Directive:
Every record should be copied exactly, except that pictures are to be omitted.

--

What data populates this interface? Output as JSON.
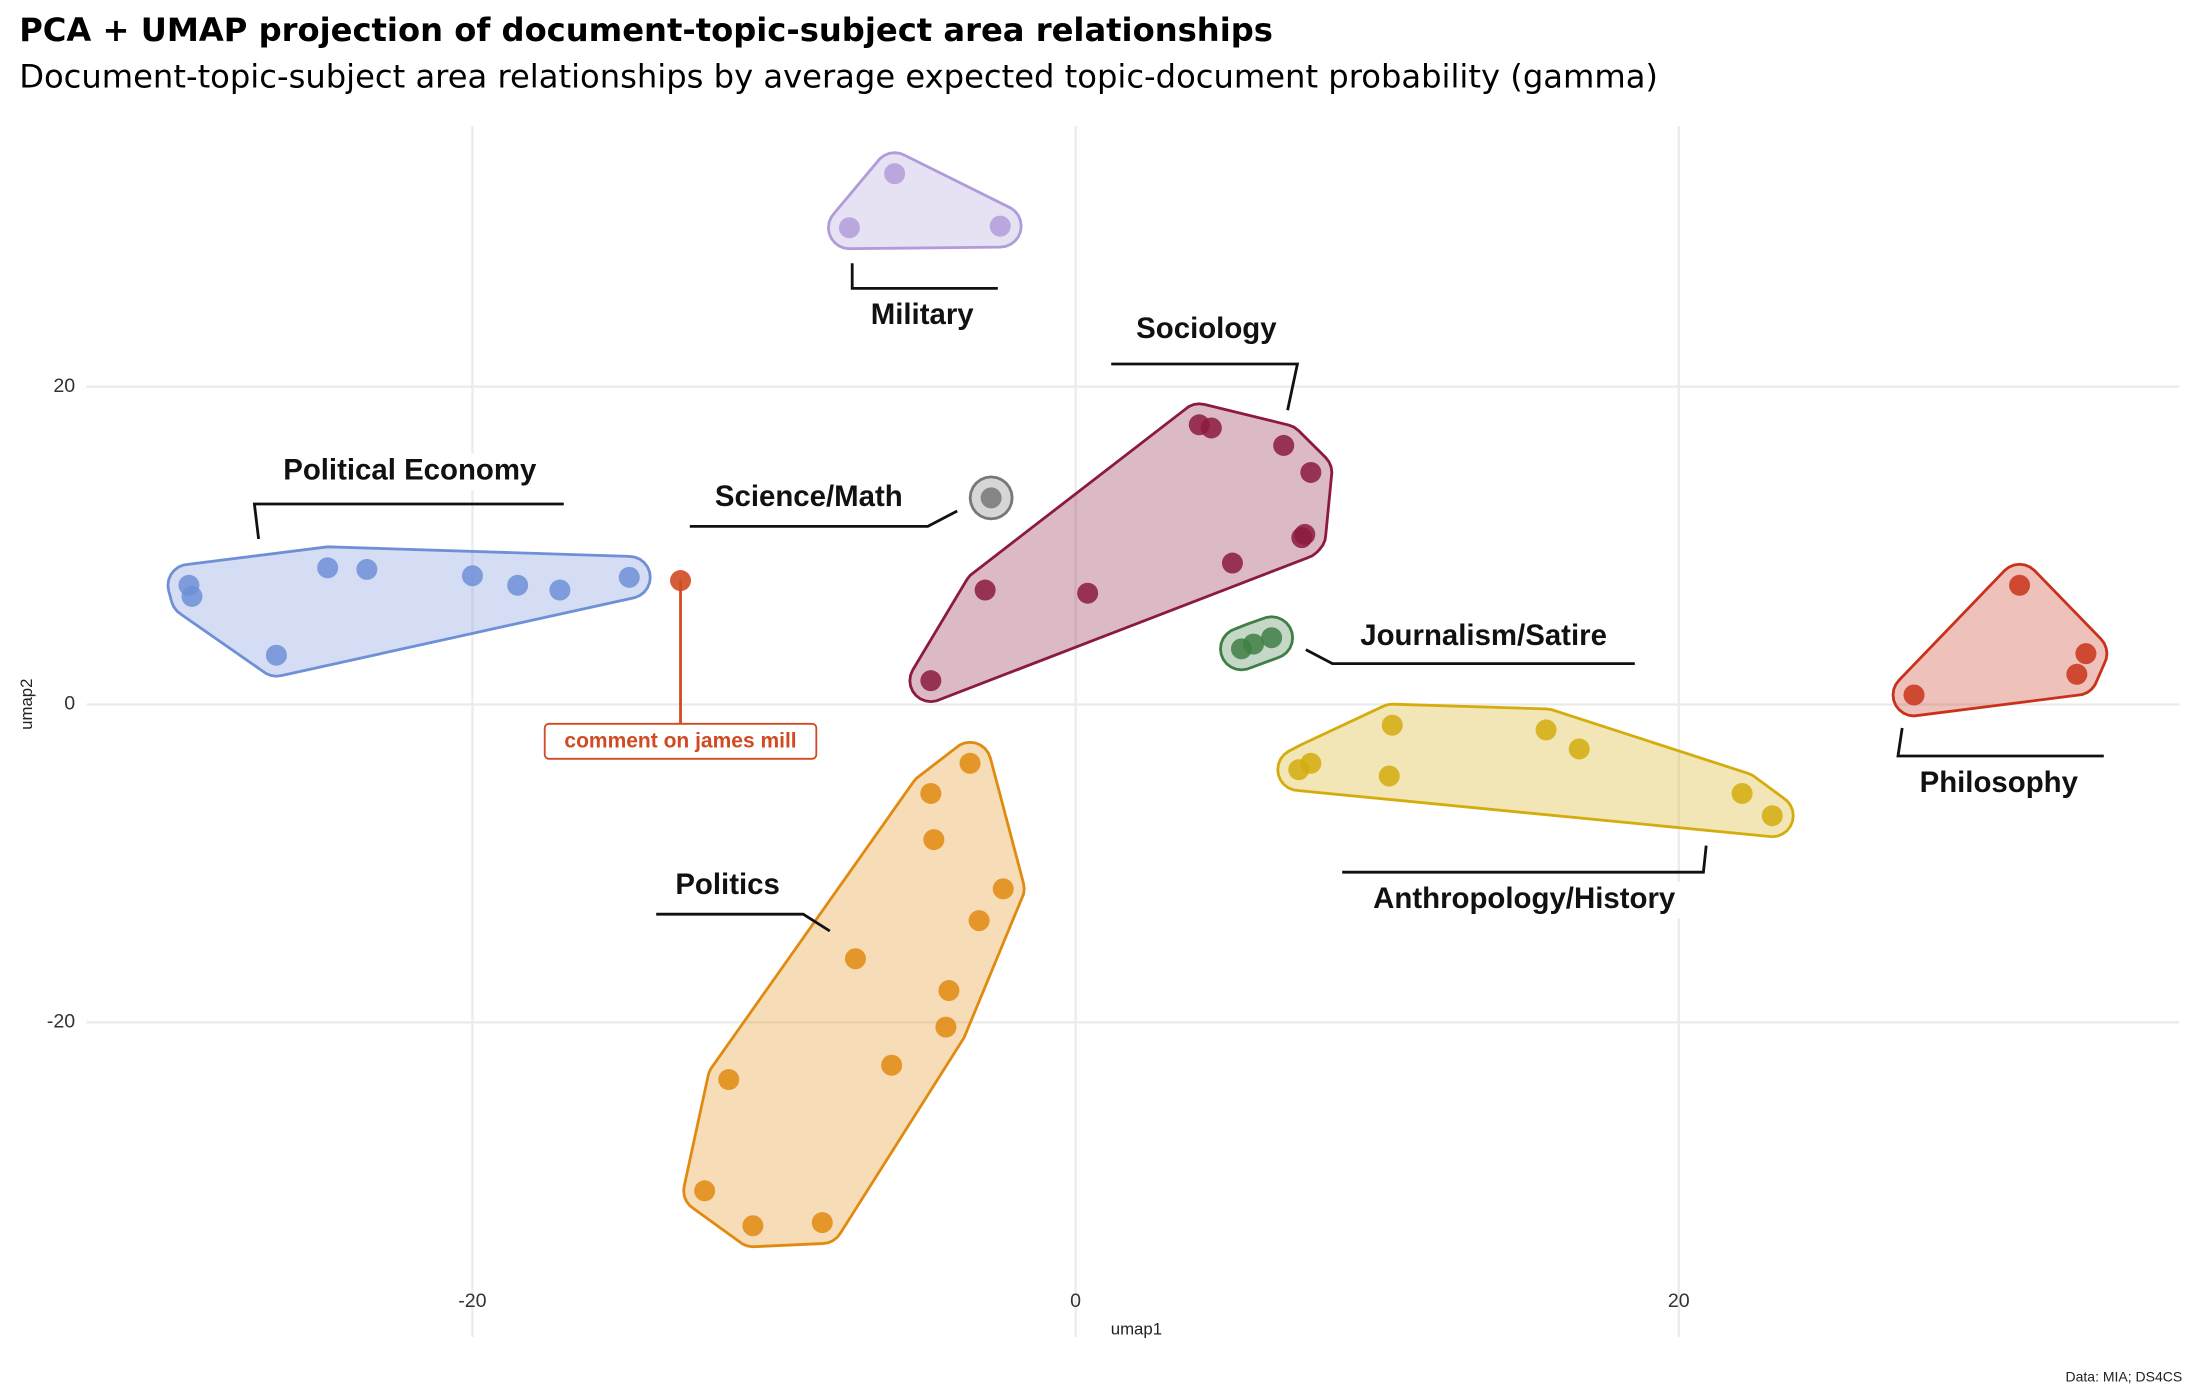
{
  "chart_data": {
    "type": "scatter",
    "title": "PCA + UMAP projection of document-topic-subject area relationships",
    "subtitle": "Document-topic-subject area relationships by average expected topic-document probability (gamma)",
    "x_label": "umap1",
    "y_label": "umap2",
    "caption": "Data: MIA; DS4CS",
    "xlim": [
      -32.8,
      36.6
    ],
    "ylim": [
      -39.8,
      36.4
    ],
    "xticks": [
      -20,
      0,
      20
    ],
    "yticks": [
      -20,
      0,
      20
    ],
    "grid": true,
    "series": [
      {
        "name": "Political Economy",
        "color": "#6f8fd6",
        "x": [
          -29.4,
          -29.3,
          -24.8,
          -23.5,
          -20.0,
          -18.5,
          -17.1,
          -14.8,
          -26.5
        ],
        "y": [
          7.5,
          6.8,
          8.6,
          8.5,
          8.1,
          7.5,
          7.2,
          8.0,
          3.1
        ]
      },
      {
        "name": "Science/Math",
        "color": "#777777",
        "x": [
          -2.8
        ],
        "y": [
          13.0
        ]
      },
      {
        "name": "Military",
        "color": "#b19cd9",
        "x": [
          -7.5,
          -6.0,
          -2.5
        ],
        "y": [
          30.0,
          33.4,
          30.1
        ]
      },
      {
        "name": "Sociology",
        "color": "#8b1a3e",
        "x": [
          4.1,
          4.5,
          6.9,
          7.8,
          7.6,
          7.5,
          5.2,
          0.4,
          -3.0,
          -4.8
        ],
        "y": [
          17.6,
          17.4,
          16.3,
          14.6,
          10.7,
          10.5,
          8.9,
          7.0,
          7.2,
          1.5
        ]
      },
      {
        "name": "Journalism/Satire",
        "color": "#3f7f45",
        "x": [
          5.5,
          5.9,
          6.5
        ],
        "y": [
          3.5,
          3.8,
          4.2
        ]
      },
      {
        "name": "Anthropology/History",
        "color": "#d4ac0d",
        "x": [
          10.5,
          10.4,
          7.8,
          7.4,
          15.6,
          16.7,
          22.1,
          23.1
        ],
        "y": [
          -1.3,
          -4.5,
          -3.7,
          -4.1,
          -1.6,
          -2.8,
          -5.6,
          -7.0
        ]
      },
      {
        "name": "Philosophy",
        "color": "#c8321a",
        "x": [
          27.8,
          31.3,
          33.5,
          33.2
        ],
        "y": [
          0.6,
          7.5,
          3.2,
          1.9
        ]
      },
      {
        "name": "Politics",
        "color": "#e08a10",
        "x": [
          -3.5,
          -4.8,
          -4.7,
          -2.4,
          -3.2,
          -7.3,
          -4.2,
          -4.3,
          -6.1,
          -11.5,
          -12.3,
          -10.7,
          -8.4
        ],
        "y": [
          -3.7,
          -5.6,
          -8.5,
          -11.6,
          -13.6,
          -16.0,
          -18.0,
          -20.3,
          -22.7,
          -23.6,
          -30.6,
          -32.8,
          -32.6
        ]
      }
    ],
    "annotation": {
      "text": "comment on james mill",
      "x": -13.1,
      "y": 7.8,
      "color": "#d04a22"
    }
  }
}
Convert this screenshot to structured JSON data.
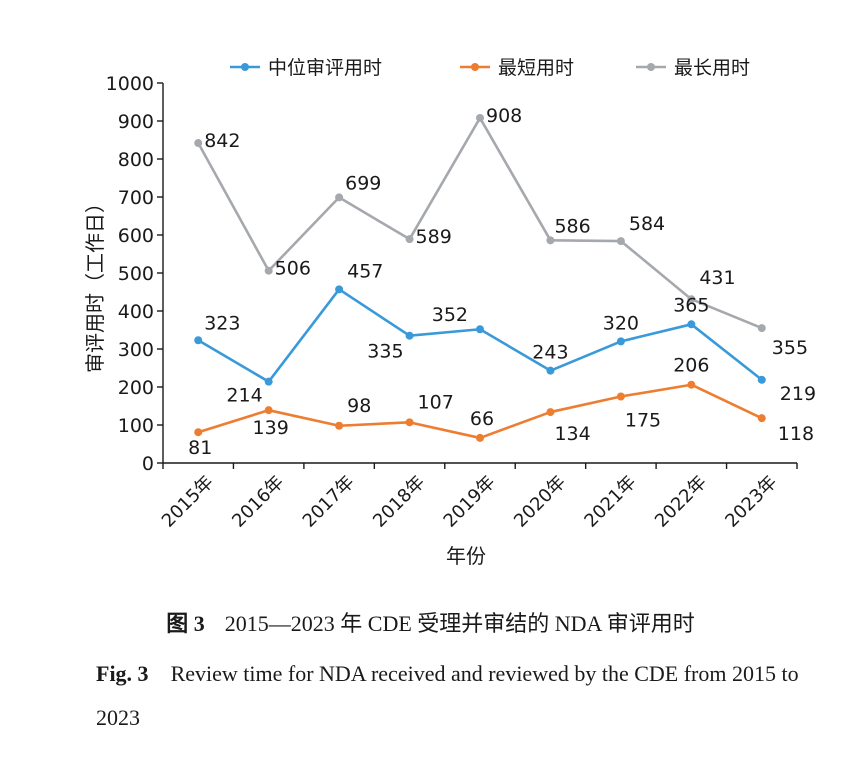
{
  "chart_data": {
    "type": "line",
    "categories": [
      "2015年",
      "2016年",
      "2017年",
      "2018年",
      "2019年",
      "2020年",
      "2021年",
      "2022年",
      "2023年"
    ],
    "series": [
      {
        "name": "中位审评用时",
        "color": "#3a9ad9",
        "values": [
          323,
          214,
          457,
          335,
          352,
          243,
          320,
          365,
          219
        ]
      },
      {
        "name": "最短用时",
        "color": "#ed7d31",
        "values": [
          81,
          139,
          98,
          107,
          66,
          134,
          175,
          206,
          118
        ]
      },
      {
        "name": "最长用时",
        "color": "#a5a8ad",
        "values": [
          842,
          506,
          699,
          589,
          908,
          586,
          584,
          431,
          355
        ]
      }
    ],
    "xlabel": "年份",
    "ylabel": "审评用时（工作日）",
    "ylim": [
      0,
      1000
    ],
    "yticks": [
      0,
      100,
      200,
      300,
      400,
      500,
      600,
      700,
      800,
      900,
      1000
    ],
    "legend": "top",
    "grid": false
  },
  "caption": {
    "zh_label": "图 3",
    "zh_text": "2015—2023 年 CDE 受理并审结的 NDA 审评用时",
    "en_label": "Fig. 3",
    "en_text": "Review time for NDA received and reviewed by the CDE from 2015 to 2023"
  }
}
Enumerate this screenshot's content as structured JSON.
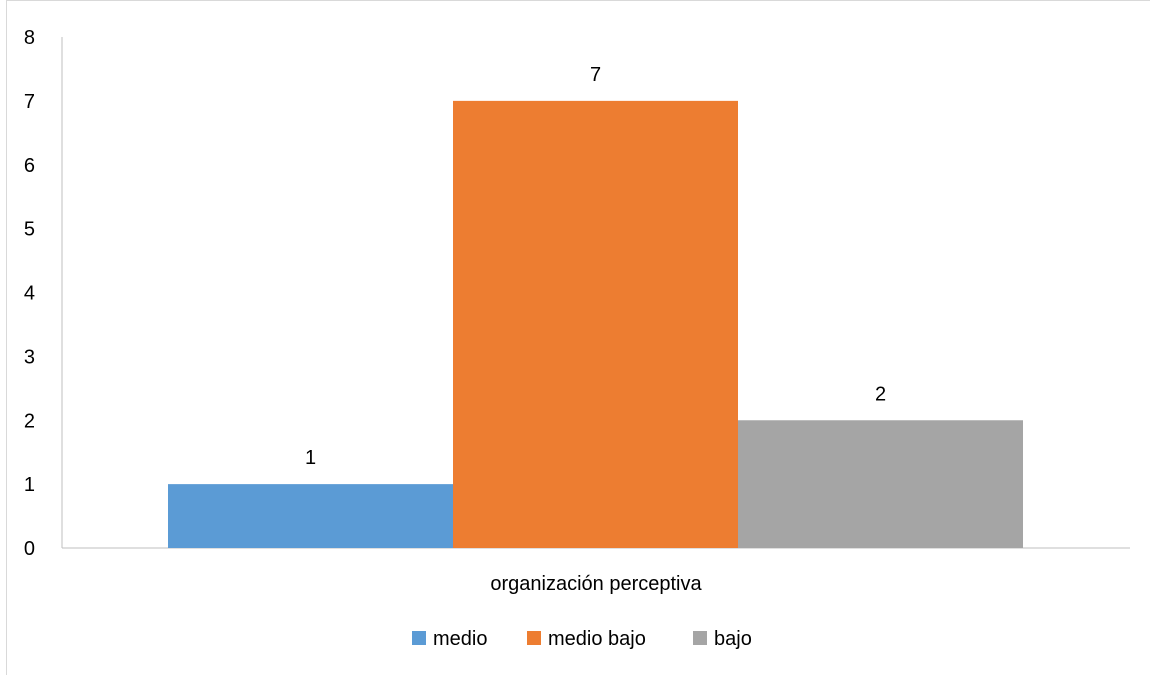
{
  "chart_data": {
    "type": "bar",
    "categories": [
      "organización perceptiva"
    ],
    "series": [
      {
        "name": "medio",
        "values": [
          1
        ],
        "color": "#5B9BD5"
      },
      {
        "name": "medio bajo",
        "values": [
          7
        ],
        "color": "#ED7D31"
      },
      {
        "name": "bajo",
        "values": [
          2
        ],
        "color": "#A5A5A5"
      }
    ],
    "ylim": [
      0,
      8
    ],
    "yticks": [
      "0",
      "1",
      "2",
      "3",
      "4",
      "5",
      "6",
      "7",
      "8"
    ],
    "data_labels": [
      "1",
      "7",
      "2"
    ],
    "legend_position": "bottom",
    "grid": false
  }
}
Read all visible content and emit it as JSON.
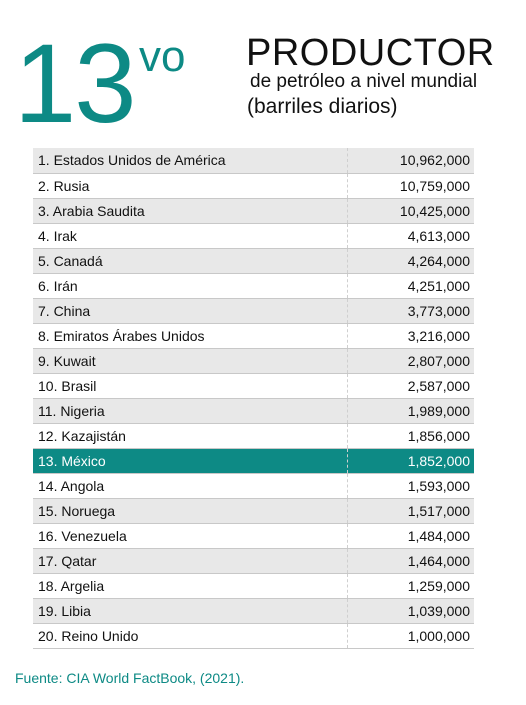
{
  "header": {
    "rank_number": "13",
    "rank_suffix": "vo",
    "title": "PRODUCTOR",
    "subtitle_line1": "de petróleo a nivel mundial",
    "subtitle_line2": "(barriles diarios)"
  },
  "colors": {
    "accent": "#0d8a85",
    "row_shade": "#e8e8e8"
  },
  "highlight_index": 12,
  "rows": [
    {
      "country": "1. Estados Unidos de América",
      "value": "10,962,000"
    },
    {
      "country": "2. Rusia",
      "value": "10,759,000"
    },
    {
      "country": "3. Arabia Saudita",
      "value": "10,425,000"
    },
    {
      "country": "4. Irak",
      "value": "4,613,000"
    },
    {
      "country": "5. Canadá",
      "value": "4,264,000"
    },
    {
      "country": "6. Irán",
      "value": "4,251,000"
    },
    {
      "country": "7. China",
      "value": "3,773,000"
    },
    {
      "country": "8. Emiratos Árabes Unidos",
      "value": "3,216,000"
    },
    {
      "country": "9. Kuwait",
      "value": "2,807,000"
    },
    {
      "country": "10. Brasil",
      "value": "2,587,000"
    },
    {
      "country": "11. Nigeria",
      "value": "1,989,000"
    },
    {
      "country": "12. Kazajistán",
      "value": "1,856,000"
    },
    {
      "country": "13. México",
      "value": "1,852,000"
    },
    {
      "country": "14. Angola",
      "value": "1,593,000"
    },
    {
      "country": "15. Noruega",
      "value": "1,517,000"
    },
    {
      "country": "16. Venezuela",
      "value": "1,484,000"
    },
    {
      "country": "17. Qatar",
      "value": "1,464,000"
    },
    {
      "country": "18. Argelia",
      "value": "1,259,000"
    },
    {
      "country": "19. Libia",
      "value": "1,039,000"
    },
    {
      "country": "20. Reino Unido",
      "value": "1,000,000"
    }
  ],
  "source": "Fuente: CIA World FactBook, (2021)."
}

--

Solution for this problem:
What data populates this interface? Output as JSON.
{
  "chart_data": {
    "type": "scatter",
    "title": "PCA + UMAP projection of document-topic-subject area relationships",
    "subtitle": "Document-topic-subject area relationships by average expected topic-document probability (gamma)",
    "x_label": "umap1",
    "y_label": "umap2",
    "caption": "Data: MIA; DS4CS",
    "xlim": [
      -32.8,
      36.6
    ],
    "ylim": [
      -39.8,
      36.4
    ],
    "xticks": [
      -20,
      0,
      20
    ],
    "yticks": [
      -20,
      0,
      20
    ],
    "grid": true,
    "series": [
      {
        "name": "Political Economy",
        "color": "#6f8fd6",
        "x": [
          -29.4,
          -29.3,
          -24.8,
          -23.5,
          -20.0,
          -18.5,
          -17.1,
          -14.8,
          -26.5
        ],
        "y": [
          7.5,
          6.8,
          8.6,
          8.5,
          8.1,
          7.5,
          7.2,
          8.0,
          3.1
        ]
      },
      {
        "name": "Science/Math",
        "color": "#777777",
        "x": [
          -2.8
        ],
        "y": [
          13.0
        ]
      },
      {
        "name": "Military",
        "color": "#b19cd9",
        "x": [
          -7.5,
          -6.0,
          -2.5
        ],
        "y": [
          30.0,
          33.4,
          30.1
        ]
      },
      {
        "name": "Sociology",
        "color": "#8b1a3e",
        "x": [
          4.1,
          4.5,
          6.9,
          7.8,
          7.6,
          7.5,
          5.2,
          0.4,
          -3.0,
          -4.8
        ],
        "y": [
          17.6,
          17.4,
          16.3,
          14.6,
          10.7,
          10.5,
          8.9,
          7.0,
          7.2,
          1.5
        ]
      },
      {
        "name": "Journalism/Satire",
        "color": "#3f7f45",
        "x": [
          5.5,
          5.9,
          6.5
        ],
        "y": [
          3.5,
          3.8,
          4.2
        ]
      },
      {
        "name": "Anthropology/History",
        "color": "#d4ac0d",
        "x": [
          10.5,
          10.4,
          7.8,
          7.4,
          15.6,
          16.7,
          22.1,
          23.1
        ],
        "y": [
          -1.3,
          -4.5,
          -3.7,
          -4.1,
          -1.6,
          -2.8,
          -5.6,
          -7.0
        ]
      },
      {
        "name": "Philosophy",
        "color": "#c8321a",
        "x": [
          27.8,
          31.3,
          33.5,
          33.2
        ],
        "y": [
          0.6,
          7.5,
          3.2,
          1.9
        ]
      },
      {
        "name": "Politics",
        "color": "#e08a10",
        "x": [
          -3.5,
          -4.8,
          -4.7,
          -2.4,
          -3.2,
          -7.3,
          -4.2,
          -4.3,
          -6.1,
          -11.5,
          -12.3,
          -10.7,
          -8.4
        ],
        "y": [
          -3.7,
          -5.6,
          -8.5,
          -11.6,
          -13.6,
          -16.0,
          -18.0,
          -20.3,
          -22.7,
          -23.6,
          -30.6,
          -32.8,
          -32.6
        ]
      }
    ],
    "annotation": {
      "text": "comment on james mill",
      "x": -13.1,
      "y": 7.8,
      "color": "#d04a22"
    }
  }
}
Convert this screenshot to structured JSON data.
{
  "chart_data": {
    "type": "line",
    "categories": [
      "2015年",
      "2016年",
      "2017年",
      "2018年",
      "2019年",
      "2020年",
      "2021年",
      "2022年",
      "2023年"
    ],
    "series": [
      {
        "name": "中位审评用时",
        "color": "#3a9ad9",
        "values": [
          323,
          214,
          457,
          335,
          352,
          243,
          320,
          365,
          219
        ]
      },
      {
        "name": "最短用时",
        "color": "#ed7d31",
        "values": [
          81,
          139,
          98,
          107,
          66,
          134,
          175,
          206,
          118
        ]
      },
      {
        "name": "最长用时",
        "color": "#a5a8ad",
        "values": [
          842,
          506,
          699,
          589,
          908,
          586,
          584,
          431,
          355
        ]
      }
    ],
    "xlabel": "年份",
    "ylabel": "审评用时（工作日）",
    "ylim": [
      0,
      1000
    ],
    "yticks": [
      0,
      100,
      200,
      300,
      400,
      500,
      600,
      700,
      800,
      900,
      1000
    ],
    "legend": "top",
    "grid": false
  },
  "caption": {
    "zh_label": "图 3",
    "zh_text": "2015—2023 年 CDE 受理并审结的 NDA 审评用时",
    "en_label": "Fig. 3",
    "en_text": "Review time for NDA received and reviewed by the CDE from 2015 to 2023"
  }
}
Enumerate this screenshot's content as structured JSON.
{
  "chart_data": {
    "type": "bar",
    "categories": [
      "organización perceptiva"
    ],
    "series": [
      {
        "name": "medio",
        "values": [
          1
        ],
        "color": "#5B9BD5"
      },
      {
        "name": "medio bajo",
        "values": [
          7
        ],
        "color": "#ED7D31"
      },
      {
        "name": "bajo",
        "values": [
          2
        ],
        "color": "#A5A5A5"
      }
    ],
    "ylim": [
      0,
      8
    ],
    "yticks": [
      "0",
      "1",
      "2",
      "3",
      "4",
      "5",
      "6",
      "7",
      "8"
    ],
    "data_labels": [
      "1",
      "7",
      "2"
    ],
    "legend_position": "bottom",
    "grid": false
  }
}
Read all visible content and emit it as JSON.
{
  "header": {
    "rank_number": "13",
    "rank_suffix": "vo",
    "title": "PRODUCTOR",
    "subtitle_line1": "de petróleo a nivel mundial",
    "subtitle_line2": "(barriles diarios)"
  },
  "colors": {
    "accent": "#0d8a85",
    "row_shade": "#e8e8e8"
  },
  "highlight_index": 12,
  "rows": [
    {
      "country": "1. Estados Unidos de América",
      "value": "10,962,000"
    },
    {
      "country": "2. Rusia",
      "value": "10,759,000"
    },
    {
      "country": "3. Arabia Saudita",
      "value": "10,425,000"
    },
    {
      "country": "4. Irak",
      "value": "4,613,000"
    },
    {
      "country": "5. Canadá",
      "value": "4,264,000"
    },
    {
      "country": "6. Irán",
      "value": "4,251,000"
    },
    {
      "country": "7. China",
      "value": "3,773,000"
    },
    {
      "country": "8. Emiratos Árabes Unidos",
      "value": "3,216,000"
    },
    {
      "country": "9. Kuwait",
      "value": "2,807,000"
    },
    {
      "country": "10. Brasil",
      "value": "2,587,000"
    },
    {
      "country": "11. Nigeria",
      "value": "1,989,000"
    },
    {
      "country": "12. Kazajistán",
      "value": "1,856,000"
    },
    {
      "country": "13. México",
      "value": "1,852,000"
    },
    {
      "country": "14. Angola",
      "value": "1,593,000"
    },
    {
      "country": "15. Noruega",
      "value": "1,517,000"
    },
    {
      "country": "16. Venezuela",
      "value": "1,484,000"
    },
    {
      "country": "17. Qatar",
      "value": "1,464,000"
    },
    {
      "country": "18. Argelia",
      "value": "1,259,000"
    },
    {
      "country": "19. Libia",
      "value": "1,039,000"
    },
    {
      "country": "20. Reino Unido",
      "value": "1,000,000"
    }
  ],
  "source": "Fuente: CIA World FactBook, (2021)."
}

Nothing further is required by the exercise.